Extract every line that contains the string "name".

begin Records for the task

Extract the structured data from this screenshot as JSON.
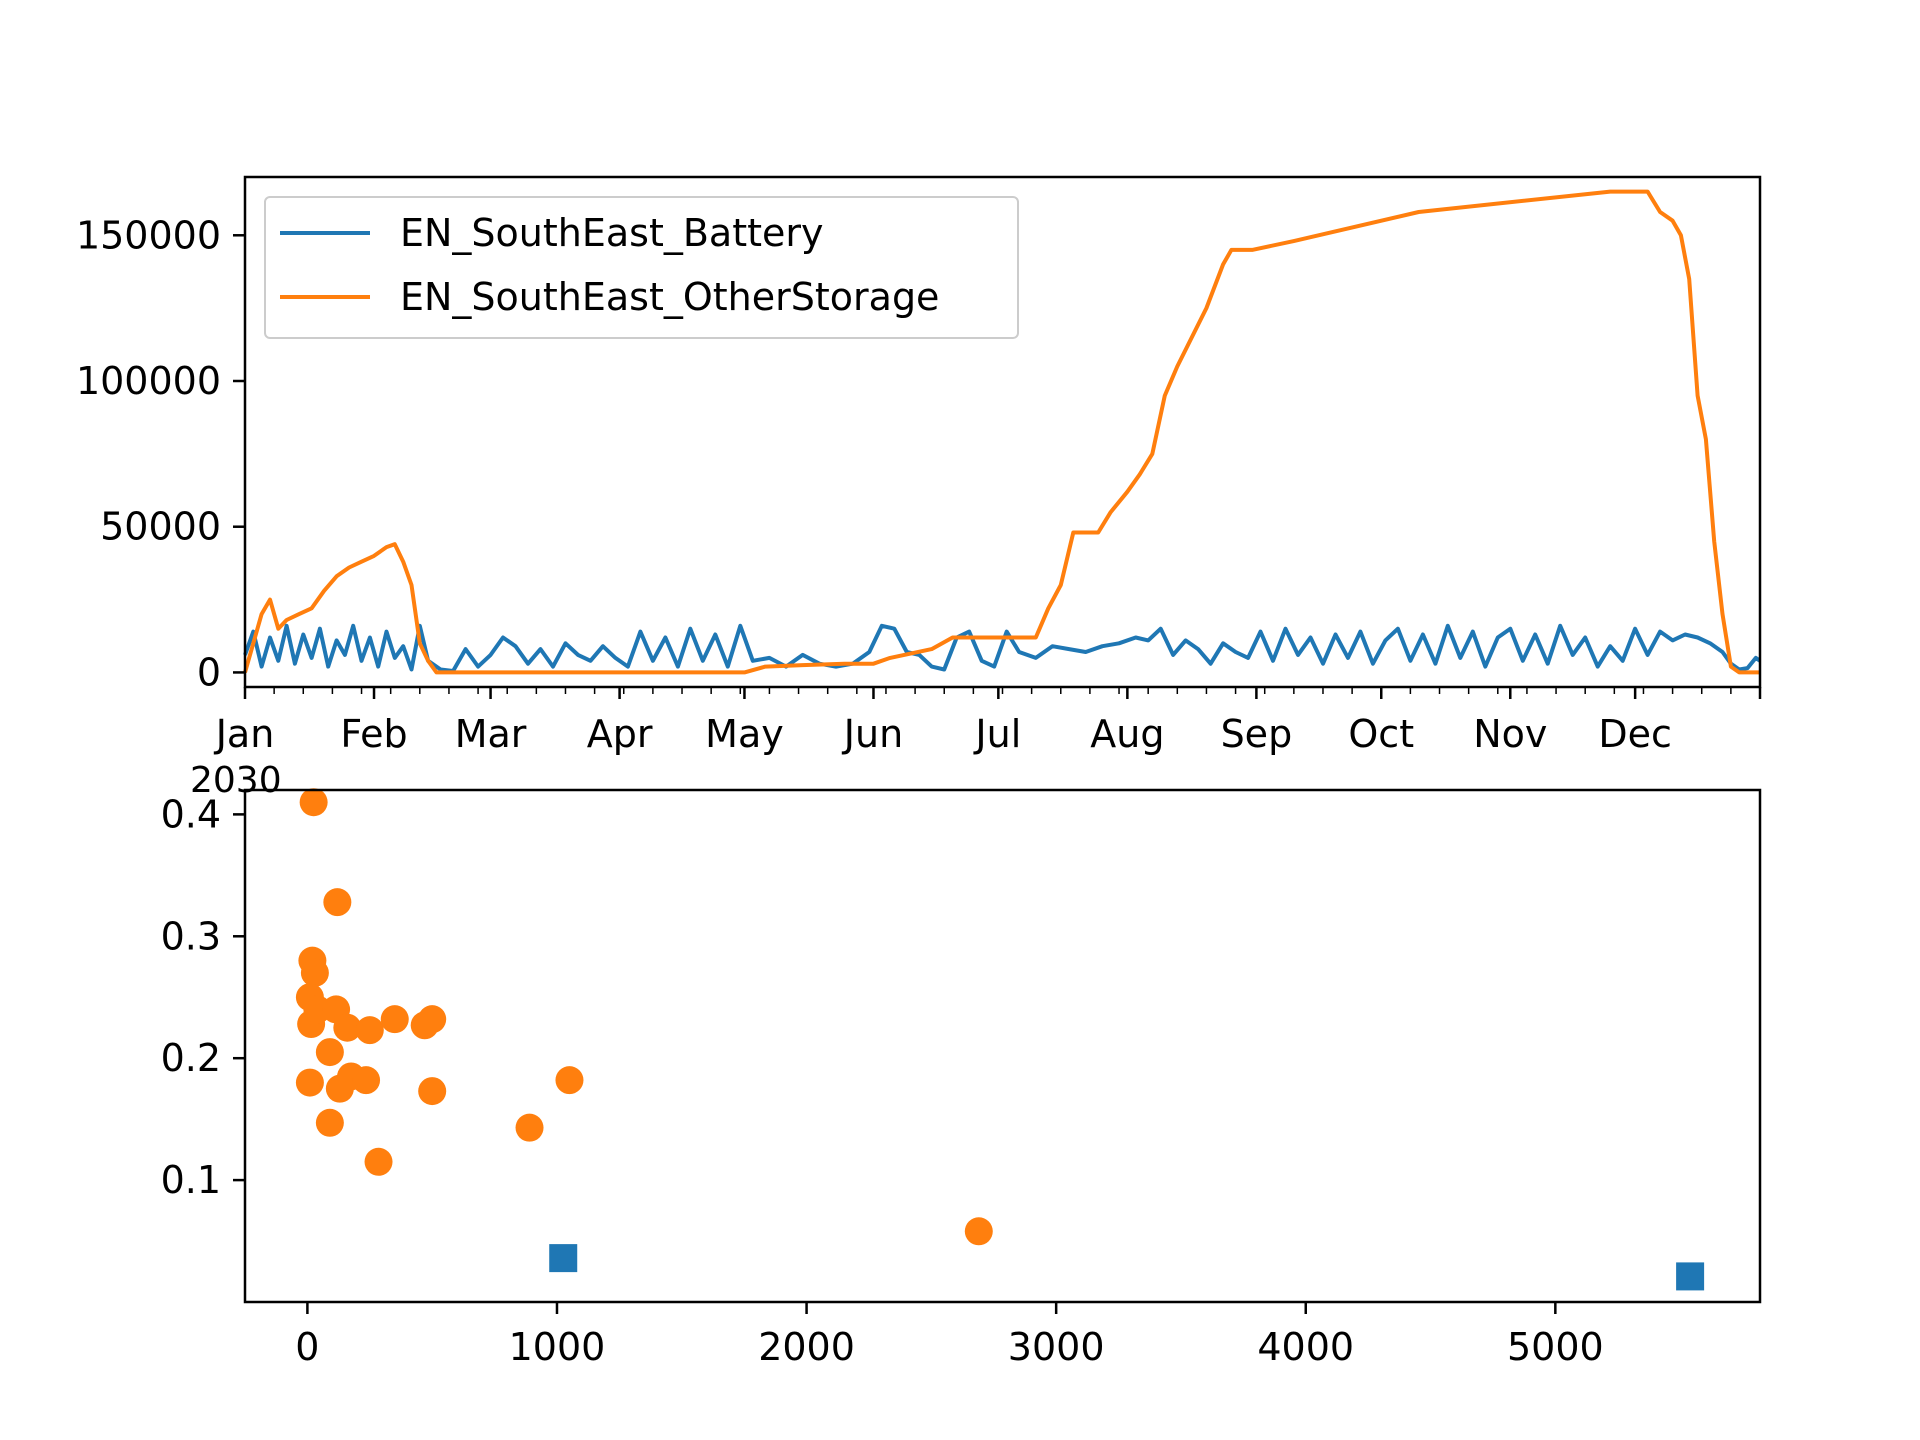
{
  "colors": {
    "battery": "#1f77b4",
    "other_storage": "#ff7f0e",
    "axes": "#000000",
    "legend_border": "#cccccc"
  },
  "chart_data": [
    {
      "type": "line",
      "title": "",
      "xlabel": "",
      "ylabel": "",
      "x_unit": "date",
      "xlim": [
        "2030-01-01",
        "2030-12-31"
      ],
      "ylim": [
        -5000,
        170000
      ],
      "x_ticks": [
        "Jan",
        "Feb",
        "Mar",
        "Apr",
        "May",
        "Jun",
        "Jul",
        "Aug",
        "Sep",
        "Oct",
        "Nov",
        "Dec"
      ],
      "x_tick_dates": [
        "2030-01-01",
        "2030-02-01",
        "2030-03-01",
        "2030-04-01",
        "2030-05-01",
        "2030-06-01",
        "2030-07-01",
        "2030-08-01",
        "2030-09-01",
        "2030-10-01",
        "2030-11-01",
        "2030-12-01"
      ],
      "x_offset_label": "2030",
      "y_ticks": [
        0,
        50000,
        100000,
        150000
      ],
      "y_tick_labels": [
        "0",
        "50000",
        "100000",
        "150000"
      ],
      "grid": false,
      "legend": "top-left",
      "series": [
        {
          "name": "EN_SouthEast_Battery",
          "color": "#1f77b4",
          "x": [
            "2030-01-01",
            "2030-01-03",
            "2030-01-05",
            "2030-01-07",
            "2030-01-09",
            "2030-01-11",
            "2030-01-13",
            "2030-01-15",
            "2030-01-17",
            "2030-01-19",
            "2030-01-21",
            "2030-01-23",
            "2030-01-25",
            "2030-01-27",
            "2030-01-29",
            "2030-01-31",
            "2030-02-02",
            "2030-02-04",
            "2030-02-06",
            "2030-02-08",
            "2030-02-10",
            "2030-02-12",
            "2030-02-14",
            "2030-02-17",
            "2030-02-20",
            "2030-02-23",
            "2030-02-26",
            "2030-03-01",
            "2030-03-04",
            "2030-03-07",
            "2030-03-10",
            "2030-03-13",
            "2030-03-16",
            "2030-03-19",
            "2030-03-22",
            "2030-03-25",
            "2030-03-28",
            "2030-03-31",
            "2030-04-03",
            "2030-04-06",
            "2030-04-09",
            "2030-04-12",
            "2030-04-15",
            "2030-04-18",
            "2030-04-21",
            "2030-04-24",
            "2030-04-27",
            "2030-04-30",
            "2030-05-03",
            "2030-05-07",
            "2030-05-11",
            "2030-05-15",
            "2030-05-19",
            "2030-05-23",
            "2030-05-27",
            "2030-05-31",
            "2030-06-03",
            "2030-06-06",
            "2030-06-09",
            "2030-06-12",
            "2030-06-15",
            "2030-06-18",
            "2030-06-21",
            "2030-06-24",
            "2030-06-27",
            "2030-06-30",
            "2030-07-03",
            "2030-07-06",
            "2030-07-10",
            "2030-07-14",
            "2030-07-18",
            "2030-07-22",
            "2030-07-26",
            "2030-07-30",
            "2030-08-03",
            "2030-08-06",
            "2030-08-09",
            "2030-08-12",
            "2030-08-15",
            "2030-08-18",
            "2030-08-21",
            "2030-08-24",
            "2030-08-27",
            "2030-08-30",
            "2030-09-02",
            "2030-09-05",
            "2030-09-08",
            "2030-09-11",
            "2030-09-14",
            "2030-09-17",
            "2030-09-20",
            "2030-09-23",
            "2030-09-26",
            "2030-09-29",
            "2030-10-02",
            "2030-10-05",
            "2030-10-08",
            "2030-10-11",
            "2030-10-14",
            "2030-10-17",
            "2030-10-20",
            "2030-10-23",
            "2030-10-26",
            "2030-10-29",
            "2030-11-01",
            "2030-11-04",
            "2030-11-07",
            "2030-11-10",
            "2030-11-13",
            "2030-11-16",
            "2030-11-19",
            "2030-11-22",
            "2030-11-25",
            "2030-11-28",
            "2030-12-01",
            "2030-12-04",
            "2030-12-07",
            "2030-12-10",
            "2030-12-13",
            "2030-12-16",
            "2030-12-19",
            "2030-12-22",
            "2030-12-24",
            "2030-12-26",
            "2030-12-28",
            "2030-12-30",
            "2030-12-31"
          ],
          "y": [
            6000,
            14000,
            2000,
            12000,
            4000,
            16000,
            3000,
            13000,
            5000,
            15000,
            2000,
            11000,
            6000,
            16000,
            4000,
            12000,
            2000,
            14000,
            5000,
            9000,
            1000,
            16000,
            4000,
            1000,
            500,
            8000,
            2000,
            6000,
            12000,
            9000,
            3000,
            8000,
            2000,
            10000,
            6000,
            4000,
            9000,
            5000,
            2000,
            14000,
            4000,
            12000,
            2000,
            15000,
            4000,
            13000,
            2000,
            16000,
            4000,
            5000,
            2000,
            6000,
            3000,
            2000,
            3000,
            7000,
            16000,
            15000,
            7000,
            6000,
            2000,
            1000,
            12000,
            14000,
            4000,
            2000,
            14000,
            7000,
            5000,
            9000,
            8000,
            7000,
            9000,
            10000,
            12000,
            11000,
            15000,
            6000,
            11000,
            8000,
            3000,
            10000,
            7000,
            5000,
            14000,
            4000,
            15000,
            6000,
            12000,
            3000,
            13000,
            5000,
            14000,
            3000,
            11000,
            15000,
            4000,
            13000,
            3000,
            16000,
            5000,
            14000,
            2000,
            12000,
            15000,
            4000,
            13000,
            3000,
            16000,
            6000,
            12000,
            2000,
            9000,
            4000,
            15000,
            6000,
            14000,
            11000,
            13000,
            12000,
            10000,
            7000,
            3000,
            1000,
            1500,
            5000,
            4000
          ]
        },
        {
          "name": "EN_SouthEast_OtherStorage",
          "color": "#ff7f0e",
          "x": [
            "2030-01-01",
            "2030-01-03",
            "2030-01-05",
            "2030-01-07",
            "2030-01-09",
            "2030-01-11",
            "2030-01-14",
            "2030-01-17",
            "2030-01-20",
            "2030-01-23",
            "2030-01-26",
            "2030-01-29",
            "2030-02-01",
            "2030-02-04",
            "2030-02-06",
            "2030-02-08",
            "2030-02-10",
            "2030-02-12",
            "2030-02-14",
            "2030-02-16",
            "2030-03-01",
            "2030-04-01",
            "2030-05-01",
            "2030-05-06",
            "2030-05-15",
            "2030-05-25",
            "2030-06-01",
            "2030-06-05",
            "2030-06-15",
            "2030-06-20",
            "2030-06-22",
            "2030-06-25",
            "2030-06-27",
            "2030-06-30",
            "2030-07-10",
            "2030-07-13",
            "2030-07-16",
            "2030-07-19",
            "2030-07-22",
            "2030-07-25",
            "2030-07-28",
            "2030-08-01",
            "2030-08-04",
            "2030-08-07",
            "2030-08-10",
            "2030-08-13",
            "2030-08-20",
            "2030-08-24",
            "2030-08-26",
            "2030-08-28",
            "2030-08-31",
            "2030-09-10",
            "2030-10-10",
            "2030-11-25",
            "2030-11-28",
            "2030-12-01",
            "2030-12-04",
            "2030-12-07",
            "2030-12-10",
            "2030-12-12",
            "2030-12-14",
            "2030-12-16",
            "2030-12-18",
            "2030-12-20",
            "2030-12-22",
            "2030-12-24",
            "2030-12-26",
            "2030-12-31"
          ],
          "y": [
            0,
            10000,
            20000,
            25000,
            15000,
            18000,
            20000,
            22000,
            28000,
            33000,
            36000,
            38000,
            40000,
            43000,
            44000,
            38000,
            30000,
            10000,
            4000,
            0,
            0,
            0,
            0,
            2000,
            2500,
            3000,
            3000,
            5000,
            8000,
            12000,
            12000,
            12000,
            12000,
            12000,
            12000,
            22000,
            30000,
            48000,
            48000,
            48000,
            55000,
            62000,
            68000,
            75000,
            95000,
            105000,
            125000,
            140000,
            145000,
            145000,
            145000,
            148000,
            158000,
            165000,
            165000,
            165000,
            165000,
            158000,
            155000,
            150000,
            135000,
            95000,
            80000,
            45000,
            20000,
            2000,
            0,
            0
          ]
        }
      ]
    },
    {
      "type": "scatter",
      "title": "",
      "xlabel": "",
      "ylabel": "",
      "xlim": [
        -250,
        5820
      ],
      "ylim": [
        0.0,
        0.42
      ],
      "x_ticks": [
        0,
        1000,
        2000,
        3000,
        4000,
        5000
      ],
      "x_tick_labels": [
        "0",
        "1000",
        "2000",
        "3000",
        "4000",
        "5000"
      ],
      "y_ticks": [
        0.1,
        0.2,
        0.3,
        0.4
      ],
      "y_tick_labels": [
        "0.1",
        "0.2",
        "0.3",
        "0.4"
      ],
      "grid": false,
      "series": [
        {
          "color": "#ff7f0e",
          "marker": "circle",
          "x": [
            25,
            120,
            20,
            30,
            10,
            15,
            40,
            115,
            160,
            90,
            250,
            350,
            470,
            500,
            10,
            130,
            175,
            235,
            90,
            500,
            1050,
            890,
            285,
            2690
          ],
          "y": [
            0.41,
            0.328,
            0.28,
            0.27,
            0.25,
            0.228,
            0.24,
            0.24,
            0.225,
            0.205,
            0.223,
            0.232,
            0.227,
            0.232,
            0.18,
            0.175,
            0.185,
            0.182,
            0.147,
            0.173,
            0.182,
            0.143,
            0.115,
            0.058
          ]
        },
        {
          "color": "#1f77b4",
          "marker": "square",
          "x": [
            1025,
            5540
          ],
          "y": [
            0.036,
            0.021
          ]
        }
      ]
    }
  ]
}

end Records for the task

* Reply
          "name": "EN_SouthEast_Battery",
          "name": "EN_SouthEast_OtherStorage",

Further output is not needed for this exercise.